BEGIN MATERIAL PROVIDED

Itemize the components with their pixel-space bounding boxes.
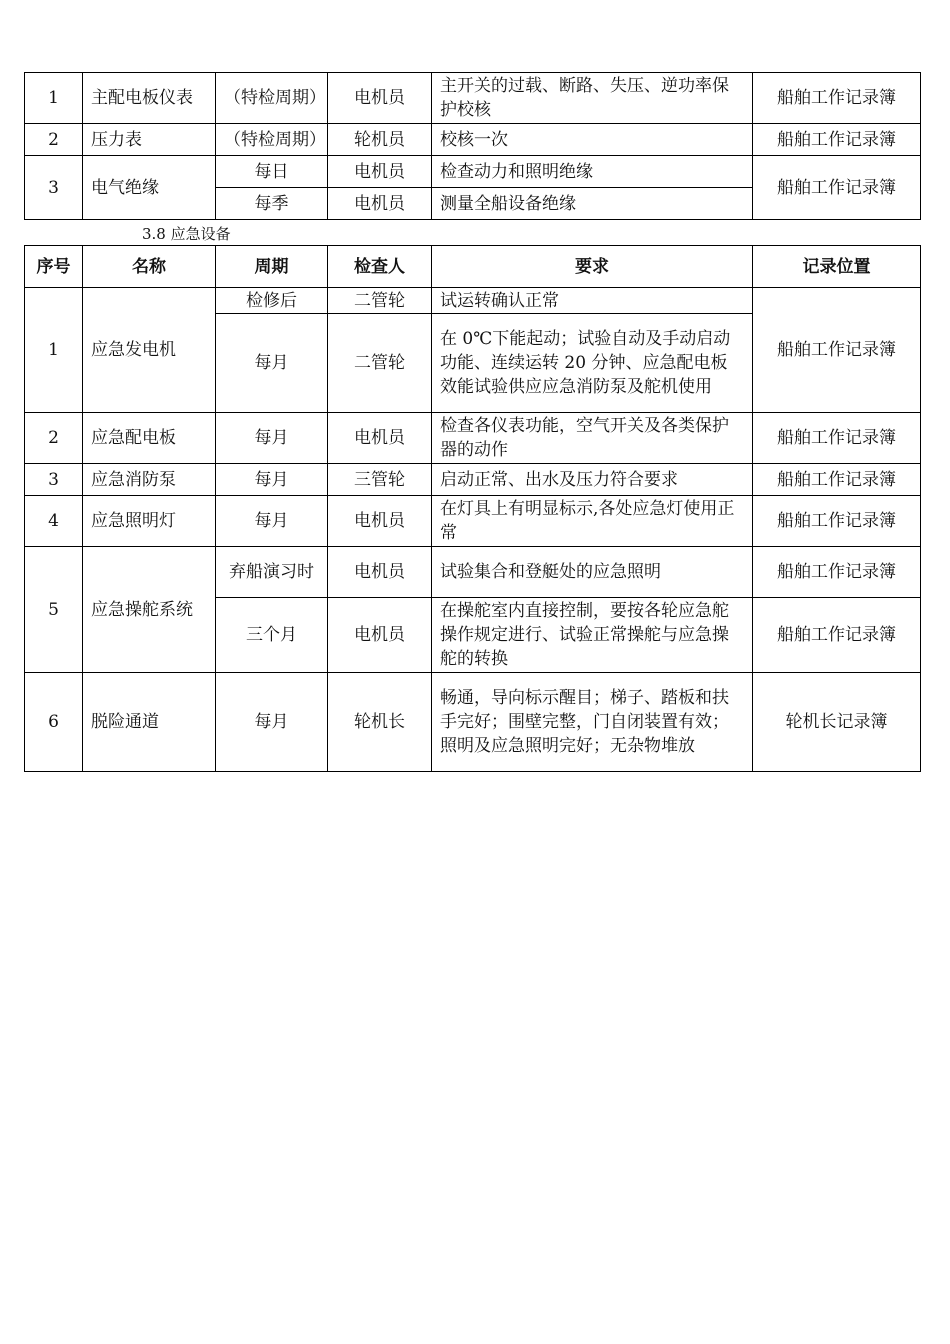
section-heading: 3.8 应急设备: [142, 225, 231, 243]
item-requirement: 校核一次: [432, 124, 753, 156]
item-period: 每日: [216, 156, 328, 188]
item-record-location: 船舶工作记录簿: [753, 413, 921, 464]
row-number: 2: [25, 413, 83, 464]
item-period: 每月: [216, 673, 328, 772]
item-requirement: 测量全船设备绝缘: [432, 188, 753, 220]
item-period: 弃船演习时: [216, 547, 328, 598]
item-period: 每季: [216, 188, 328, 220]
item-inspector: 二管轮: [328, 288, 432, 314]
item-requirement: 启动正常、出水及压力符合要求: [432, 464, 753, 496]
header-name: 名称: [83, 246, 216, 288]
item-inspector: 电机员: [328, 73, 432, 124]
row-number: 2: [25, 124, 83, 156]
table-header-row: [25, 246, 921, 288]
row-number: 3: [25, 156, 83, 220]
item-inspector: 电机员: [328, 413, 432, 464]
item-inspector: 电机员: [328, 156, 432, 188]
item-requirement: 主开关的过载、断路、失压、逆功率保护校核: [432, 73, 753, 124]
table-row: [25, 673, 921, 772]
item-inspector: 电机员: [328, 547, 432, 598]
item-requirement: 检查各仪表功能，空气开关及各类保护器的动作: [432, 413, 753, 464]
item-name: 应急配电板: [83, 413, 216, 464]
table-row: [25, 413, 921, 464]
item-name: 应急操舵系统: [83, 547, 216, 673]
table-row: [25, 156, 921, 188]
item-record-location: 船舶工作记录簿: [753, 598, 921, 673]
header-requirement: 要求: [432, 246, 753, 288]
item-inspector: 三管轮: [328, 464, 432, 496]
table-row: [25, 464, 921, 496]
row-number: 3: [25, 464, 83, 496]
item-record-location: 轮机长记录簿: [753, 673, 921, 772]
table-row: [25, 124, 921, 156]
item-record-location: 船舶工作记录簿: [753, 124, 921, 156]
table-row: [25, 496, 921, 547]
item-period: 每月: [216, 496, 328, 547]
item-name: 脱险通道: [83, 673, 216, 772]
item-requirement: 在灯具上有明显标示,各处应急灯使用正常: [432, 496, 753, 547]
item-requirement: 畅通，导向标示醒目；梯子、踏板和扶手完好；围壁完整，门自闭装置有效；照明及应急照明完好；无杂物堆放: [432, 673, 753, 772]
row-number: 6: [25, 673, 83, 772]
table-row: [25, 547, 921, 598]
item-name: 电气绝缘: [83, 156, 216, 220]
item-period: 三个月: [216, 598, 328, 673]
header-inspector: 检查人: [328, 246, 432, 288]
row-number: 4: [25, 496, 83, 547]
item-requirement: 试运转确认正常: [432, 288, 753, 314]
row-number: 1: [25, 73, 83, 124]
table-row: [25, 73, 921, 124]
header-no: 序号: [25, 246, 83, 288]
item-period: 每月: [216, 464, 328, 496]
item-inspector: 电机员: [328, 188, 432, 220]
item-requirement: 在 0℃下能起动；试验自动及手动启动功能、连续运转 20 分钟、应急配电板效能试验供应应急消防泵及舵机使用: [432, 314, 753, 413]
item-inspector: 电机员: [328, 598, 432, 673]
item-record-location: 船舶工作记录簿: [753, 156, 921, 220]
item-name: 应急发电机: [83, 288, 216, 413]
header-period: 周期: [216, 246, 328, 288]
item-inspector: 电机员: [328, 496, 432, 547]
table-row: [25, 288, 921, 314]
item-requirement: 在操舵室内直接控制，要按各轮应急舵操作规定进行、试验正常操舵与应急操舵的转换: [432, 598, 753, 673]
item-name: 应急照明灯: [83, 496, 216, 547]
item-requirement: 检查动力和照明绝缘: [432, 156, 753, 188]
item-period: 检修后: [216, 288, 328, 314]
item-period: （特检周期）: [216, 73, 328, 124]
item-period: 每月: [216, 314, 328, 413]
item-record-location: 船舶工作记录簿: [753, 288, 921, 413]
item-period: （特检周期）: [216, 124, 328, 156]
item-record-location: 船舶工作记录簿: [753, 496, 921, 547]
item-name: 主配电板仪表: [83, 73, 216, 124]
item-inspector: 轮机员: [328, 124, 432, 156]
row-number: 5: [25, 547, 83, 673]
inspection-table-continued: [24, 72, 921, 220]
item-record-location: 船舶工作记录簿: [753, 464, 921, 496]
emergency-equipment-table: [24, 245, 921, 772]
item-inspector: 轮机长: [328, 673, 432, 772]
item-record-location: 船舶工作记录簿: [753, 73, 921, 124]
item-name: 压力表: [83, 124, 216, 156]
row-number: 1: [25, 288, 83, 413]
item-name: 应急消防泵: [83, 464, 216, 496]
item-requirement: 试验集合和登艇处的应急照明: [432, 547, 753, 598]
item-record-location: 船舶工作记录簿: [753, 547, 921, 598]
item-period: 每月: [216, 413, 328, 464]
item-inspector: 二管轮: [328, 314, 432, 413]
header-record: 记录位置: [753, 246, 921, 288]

END MATERIAL PROVIDED
BEGIN MATERIAL PROVIDED

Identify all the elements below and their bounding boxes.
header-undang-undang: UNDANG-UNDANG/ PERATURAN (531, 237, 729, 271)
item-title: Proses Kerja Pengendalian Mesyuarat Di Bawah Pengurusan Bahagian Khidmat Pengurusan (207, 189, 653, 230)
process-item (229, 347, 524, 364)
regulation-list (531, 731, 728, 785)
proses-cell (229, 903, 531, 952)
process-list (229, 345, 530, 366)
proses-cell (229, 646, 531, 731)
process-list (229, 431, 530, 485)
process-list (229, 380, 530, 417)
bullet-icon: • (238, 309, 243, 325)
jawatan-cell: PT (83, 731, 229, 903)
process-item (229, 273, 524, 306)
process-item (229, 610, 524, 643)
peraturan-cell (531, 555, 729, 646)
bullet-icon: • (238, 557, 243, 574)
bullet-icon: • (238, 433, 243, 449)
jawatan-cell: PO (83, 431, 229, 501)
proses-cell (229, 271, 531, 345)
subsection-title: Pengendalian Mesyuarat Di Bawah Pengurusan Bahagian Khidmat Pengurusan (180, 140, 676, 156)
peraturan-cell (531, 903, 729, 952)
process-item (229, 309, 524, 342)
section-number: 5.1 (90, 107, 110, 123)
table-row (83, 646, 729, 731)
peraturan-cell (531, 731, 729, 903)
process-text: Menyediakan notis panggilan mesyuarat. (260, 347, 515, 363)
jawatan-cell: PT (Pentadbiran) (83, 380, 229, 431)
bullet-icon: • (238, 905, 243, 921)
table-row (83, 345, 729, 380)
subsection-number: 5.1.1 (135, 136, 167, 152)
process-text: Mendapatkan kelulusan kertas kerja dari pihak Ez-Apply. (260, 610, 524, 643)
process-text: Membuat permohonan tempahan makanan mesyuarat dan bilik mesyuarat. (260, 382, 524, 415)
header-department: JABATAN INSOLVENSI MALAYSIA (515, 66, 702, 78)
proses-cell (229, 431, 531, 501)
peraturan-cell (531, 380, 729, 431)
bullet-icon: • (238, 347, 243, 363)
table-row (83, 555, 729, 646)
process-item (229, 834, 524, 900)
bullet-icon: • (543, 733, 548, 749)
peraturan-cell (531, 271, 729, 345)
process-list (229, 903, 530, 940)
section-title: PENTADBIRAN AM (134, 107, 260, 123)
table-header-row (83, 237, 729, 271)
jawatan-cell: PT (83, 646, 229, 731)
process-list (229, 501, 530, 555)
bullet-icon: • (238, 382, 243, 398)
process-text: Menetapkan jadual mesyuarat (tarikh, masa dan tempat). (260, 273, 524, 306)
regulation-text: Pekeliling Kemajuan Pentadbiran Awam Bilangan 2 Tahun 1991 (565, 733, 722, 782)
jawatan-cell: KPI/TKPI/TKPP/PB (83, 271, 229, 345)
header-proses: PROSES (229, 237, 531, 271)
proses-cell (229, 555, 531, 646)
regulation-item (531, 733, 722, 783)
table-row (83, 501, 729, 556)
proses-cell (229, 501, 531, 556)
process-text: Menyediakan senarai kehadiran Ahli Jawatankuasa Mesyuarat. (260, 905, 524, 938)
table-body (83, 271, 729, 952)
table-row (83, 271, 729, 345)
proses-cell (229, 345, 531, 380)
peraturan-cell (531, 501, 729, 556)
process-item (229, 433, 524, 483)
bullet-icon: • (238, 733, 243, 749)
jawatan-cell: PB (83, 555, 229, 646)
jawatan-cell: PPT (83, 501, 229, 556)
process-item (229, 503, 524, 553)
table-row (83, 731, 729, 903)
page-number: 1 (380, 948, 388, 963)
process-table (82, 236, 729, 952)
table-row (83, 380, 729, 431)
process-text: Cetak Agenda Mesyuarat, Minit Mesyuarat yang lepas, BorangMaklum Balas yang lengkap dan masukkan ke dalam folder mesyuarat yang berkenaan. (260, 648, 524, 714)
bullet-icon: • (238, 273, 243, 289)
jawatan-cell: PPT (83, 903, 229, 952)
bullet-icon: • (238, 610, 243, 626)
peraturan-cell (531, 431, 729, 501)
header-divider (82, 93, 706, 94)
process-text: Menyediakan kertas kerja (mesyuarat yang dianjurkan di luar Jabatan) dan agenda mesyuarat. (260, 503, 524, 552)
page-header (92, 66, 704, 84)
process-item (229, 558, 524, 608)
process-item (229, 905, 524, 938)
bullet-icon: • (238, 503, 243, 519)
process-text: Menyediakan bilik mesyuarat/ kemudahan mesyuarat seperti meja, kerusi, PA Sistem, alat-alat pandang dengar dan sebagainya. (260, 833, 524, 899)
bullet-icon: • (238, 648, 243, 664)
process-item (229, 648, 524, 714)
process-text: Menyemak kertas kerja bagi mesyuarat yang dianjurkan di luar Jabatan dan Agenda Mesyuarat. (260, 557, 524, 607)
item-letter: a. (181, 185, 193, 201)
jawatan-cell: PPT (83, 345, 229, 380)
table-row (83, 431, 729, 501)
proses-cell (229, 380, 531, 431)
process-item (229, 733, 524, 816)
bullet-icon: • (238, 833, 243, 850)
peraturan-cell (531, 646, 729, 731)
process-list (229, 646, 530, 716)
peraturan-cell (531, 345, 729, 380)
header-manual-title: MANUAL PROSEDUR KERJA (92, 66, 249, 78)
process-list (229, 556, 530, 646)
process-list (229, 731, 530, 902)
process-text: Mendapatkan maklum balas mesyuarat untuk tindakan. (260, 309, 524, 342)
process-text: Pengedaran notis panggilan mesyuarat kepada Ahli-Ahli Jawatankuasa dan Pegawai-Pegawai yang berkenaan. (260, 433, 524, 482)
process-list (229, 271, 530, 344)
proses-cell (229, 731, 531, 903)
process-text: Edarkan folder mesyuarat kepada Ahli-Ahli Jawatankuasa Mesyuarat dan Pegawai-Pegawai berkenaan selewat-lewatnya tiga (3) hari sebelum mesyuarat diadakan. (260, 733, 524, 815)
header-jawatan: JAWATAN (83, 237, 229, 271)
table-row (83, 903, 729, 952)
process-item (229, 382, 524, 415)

END MATERIAL PROVIDED
BEGIN MATERIAL PROVIDED

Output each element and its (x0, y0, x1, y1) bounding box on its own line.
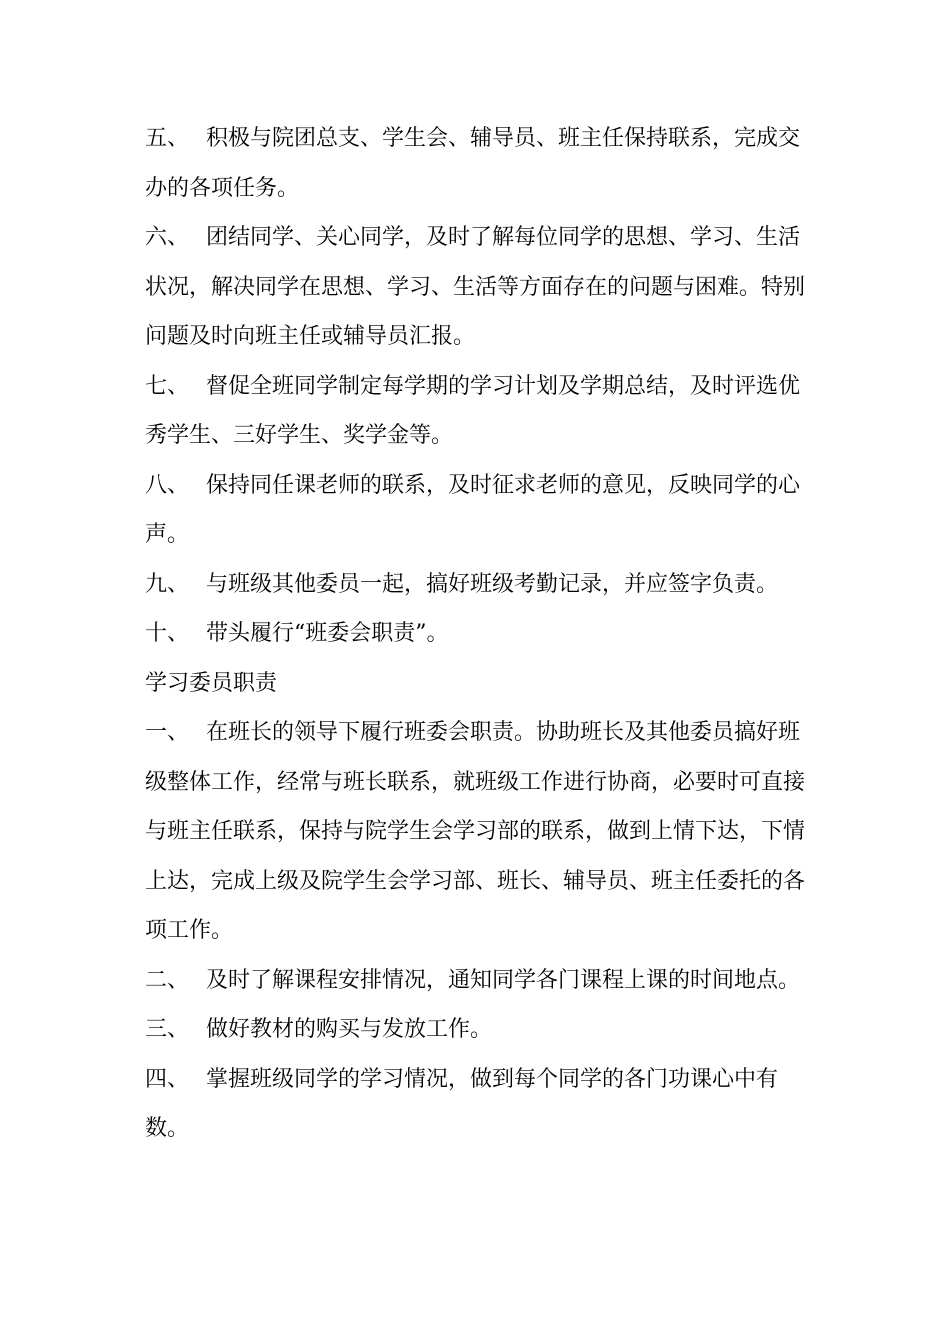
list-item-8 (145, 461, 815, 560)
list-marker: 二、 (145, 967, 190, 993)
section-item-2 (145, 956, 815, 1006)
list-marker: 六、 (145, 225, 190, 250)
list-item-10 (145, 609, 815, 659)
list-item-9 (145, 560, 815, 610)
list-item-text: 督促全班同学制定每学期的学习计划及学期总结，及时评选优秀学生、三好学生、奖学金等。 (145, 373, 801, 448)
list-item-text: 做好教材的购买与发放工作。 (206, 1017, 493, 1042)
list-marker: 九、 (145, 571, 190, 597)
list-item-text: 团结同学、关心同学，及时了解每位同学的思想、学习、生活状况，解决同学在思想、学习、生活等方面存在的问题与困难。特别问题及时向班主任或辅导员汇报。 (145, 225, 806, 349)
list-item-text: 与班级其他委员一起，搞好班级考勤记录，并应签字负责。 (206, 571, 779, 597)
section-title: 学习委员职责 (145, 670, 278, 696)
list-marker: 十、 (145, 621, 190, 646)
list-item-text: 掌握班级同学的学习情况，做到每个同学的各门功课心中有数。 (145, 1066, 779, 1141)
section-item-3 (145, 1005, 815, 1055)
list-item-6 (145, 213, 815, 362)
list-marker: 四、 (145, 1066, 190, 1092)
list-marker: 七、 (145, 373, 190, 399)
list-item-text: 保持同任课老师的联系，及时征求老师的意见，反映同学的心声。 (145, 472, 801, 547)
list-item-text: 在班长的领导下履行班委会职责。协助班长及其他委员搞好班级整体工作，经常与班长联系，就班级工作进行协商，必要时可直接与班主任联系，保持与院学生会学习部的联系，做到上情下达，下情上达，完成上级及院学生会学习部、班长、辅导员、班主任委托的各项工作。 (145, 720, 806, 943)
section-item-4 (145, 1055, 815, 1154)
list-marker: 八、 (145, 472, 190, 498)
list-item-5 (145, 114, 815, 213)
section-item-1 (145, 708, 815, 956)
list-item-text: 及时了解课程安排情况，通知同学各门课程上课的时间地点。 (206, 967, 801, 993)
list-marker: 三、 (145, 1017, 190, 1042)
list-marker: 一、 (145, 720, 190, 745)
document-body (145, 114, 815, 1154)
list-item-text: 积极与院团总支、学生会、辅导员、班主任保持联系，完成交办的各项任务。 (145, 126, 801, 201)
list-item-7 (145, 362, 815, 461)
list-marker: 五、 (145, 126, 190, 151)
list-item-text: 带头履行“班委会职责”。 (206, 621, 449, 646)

END MATERIAL PROVIDED

TASK TO COMPLETE — Rewrite the lines in the records above as a numbered list, from the line with "Identify all the" up to and including the line with "peraturan-cell (531, 555, 729, 646)", and leave out any blank lines.

SOLUTION TO THE EXERCISE —
1. Identify all the elements below and their bounding boxes.
2. header-undang-undang: UNDANG-UNDANG/ PERATURAN (531, 237, 729, 271)
3. item-title: Proses Kerja Pengendalian Mesyuarat Di Bawah Pengurusan Bahagian Khidmat Pengurusan (207, 189, 653, 230)
4. process-item (229, 347, 524, 364)
5. regulation-list (531, 731, 728, 785)
6. proses-cell (229, 903, 531, 952)
7. process-list (229, 345, 530, 366)
8. proses-cell (229, 646, 531, 731)
9. process-list (229, 431, 530, 485)
10. process-list (229, 380, 530, 417)
11. bullet-icon: • (238, 309, 243, 325)
12. jawatan-cell: PT (83, 731, 229, 903)
13. process-item (229, 273, 524, 306)
14. process-item (229, 610, 524, 643)
15. peraturan-cell (531, 555, 729, 646)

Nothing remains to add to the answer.